Go through the listing and write out all of it exactly.

-- Start of Input records --

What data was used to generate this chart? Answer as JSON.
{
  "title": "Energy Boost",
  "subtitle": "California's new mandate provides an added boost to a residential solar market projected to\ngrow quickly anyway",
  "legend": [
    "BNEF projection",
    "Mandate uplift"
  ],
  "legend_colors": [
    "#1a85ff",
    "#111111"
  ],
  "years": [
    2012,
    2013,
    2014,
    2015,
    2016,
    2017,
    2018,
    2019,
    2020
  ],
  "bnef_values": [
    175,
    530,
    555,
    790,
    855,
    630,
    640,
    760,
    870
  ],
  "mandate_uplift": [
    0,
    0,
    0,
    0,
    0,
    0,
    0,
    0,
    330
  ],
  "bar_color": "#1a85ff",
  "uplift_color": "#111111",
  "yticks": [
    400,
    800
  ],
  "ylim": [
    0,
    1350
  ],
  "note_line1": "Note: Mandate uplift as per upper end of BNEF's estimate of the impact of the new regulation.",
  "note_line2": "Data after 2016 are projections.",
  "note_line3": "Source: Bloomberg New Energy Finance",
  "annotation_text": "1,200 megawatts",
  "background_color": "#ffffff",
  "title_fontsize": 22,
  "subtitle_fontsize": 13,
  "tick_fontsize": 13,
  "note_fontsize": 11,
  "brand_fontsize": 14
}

-- End of Input records --

> [Response to this task]:
What data was used to generate this chart? Answer as JSON.
{
  "title": "Energy Boost",
  "subtitle": "California's new mandate provides an added boost to a residential solar market projected to\ngrow quickly anyway",
  "legend": [
    "BNEF projection",
    "Mandate uplift"
  ],
  "legend_colors": [
    "#1a85ff",
    "#111111"
  ],
  "years": [
    2012,
    2013,
    2014,
    2015,
    2016,
    2017,
    2018,
    2019,
    2020
  ],
  "bnef_values": [
    175,
    530,
    555,
    790,
    855,
    630,
    640,
    760,
    870
  ],
  "mandate_uplift": [
    0,
    0,
    0,
    0,
    0,
    0,
    0,
    0,
    330
  ],
  "bar_color": "#1a85ff",
  "uplift_color": "#111111",
  "yticks": [
    400,
    800
  ],
  "ylim": [
    0,
    1350
  ],
  "note_line1": "Note: Mandate uplift as per upper end of BNEF's estimate of the impact of the new regulation.",
  "note_line2": "Data after 2016 are projections.",
  "note_line3": "Source: Bloomberg New Energy Finance",
  "annotation_text": "1,200 megawatts",
  "background_color": "#ffffff",
  "title_fontsize": 22,
  "subtitle_fontsize": 13,
  "tick_fontsize": 13,
  "note_fontsize": 11,
  "brand_fontsize": 14
}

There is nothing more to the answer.